# Exercises to complete
- 1) Summarize the bgPF article below in two sentences.
- 2) Resume the bgPF article below, starting right after its last sentence.

# Passage to read
In this article we will look at bgPF and how you can use it in ABAP Cloud to move processes to the background. We will use an example to look at how it works in detail and the two variants that are offered for processes.

 

Introduction

In processes, it can happen that the actual process has already been completed (creation of a document or a booking) and then certain additional processes should run. Such processes can be, for example: collecting statistics, creating emails, evaluations or initiating follow-up processes. Such additional processes usually cost runtime and prevent the user from using the UI to continue working normally (loading bar, hourglass, etc.).

For such cases, there are background processes that are initiated and then run independently. SAP therefore introduced the Background Processing Framework, or bgPF for short. Processing in background processes is not new, but processing without its own function module was not common until now. Also, you don't have to worry about managing the process.

If you would like to find out more about how bgPF works, we recommend the SAP Community article linked below, where the process in the system is shown schematically again.

# Recorded information
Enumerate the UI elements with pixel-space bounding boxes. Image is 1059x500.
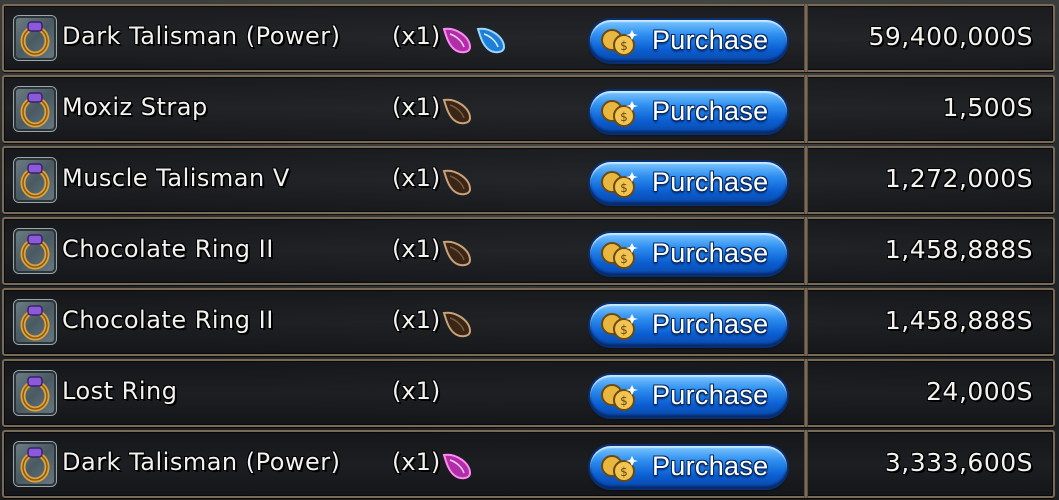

# Answer set
- 1) Once a main process such as creating a document or a booking is finished, follow-up work like collecting statistics or creating emails can cost runtime and keep the user from working normally in the UI. For such cases, SAP introduced the Background Processing Framework (bgPF), which runs these processes independently in the background, needs no separate function module and spares the user from managing the process.

- 2)
Preparation

In our examples, we will use a table for logging so that we can better understand the actions in the system. The table is defined as follows:

define table zbs_dmo_bgpf {
  key client     : abap.clnt not null;
  key identifier : sysuuid_x16 not null;
  description    : abap.char(60);
  inumber        : abap.int4;
  @Semantics.amount.currencyCode : 'zbs_dmo_bgpf.currency'
  amount         : abap.curr(15,2);
  currency       : abap.cuky;
  created_at     : abap.utclong;
  created_from   : abap.char(12);
}

 

To do this, we set a data processing class on top of it that takes care of filling the lines so that we can focus on the actual framework in the examples.

CLASS zcl_bs_demo_bgpf_data DEFINITION
  PUBLIC FINAL
  CREATE PUBLIC.

  PUBLIC SECTION.
    TYPES ts_data TYPE zbs_dmo_bgpf.
    TYPES tt_data TYPE STANDARD TABLE OF ts_data WITH EMPTY KEY.

    METHODS add
      IMPORTING is_data TYPE ts_data.

    METHODS save
      IMPORTING id_commit TYPE abap_bool.

  PRIVATE SECTION.
    DATA mt_data TYPE tt_data.
ENDCLASS.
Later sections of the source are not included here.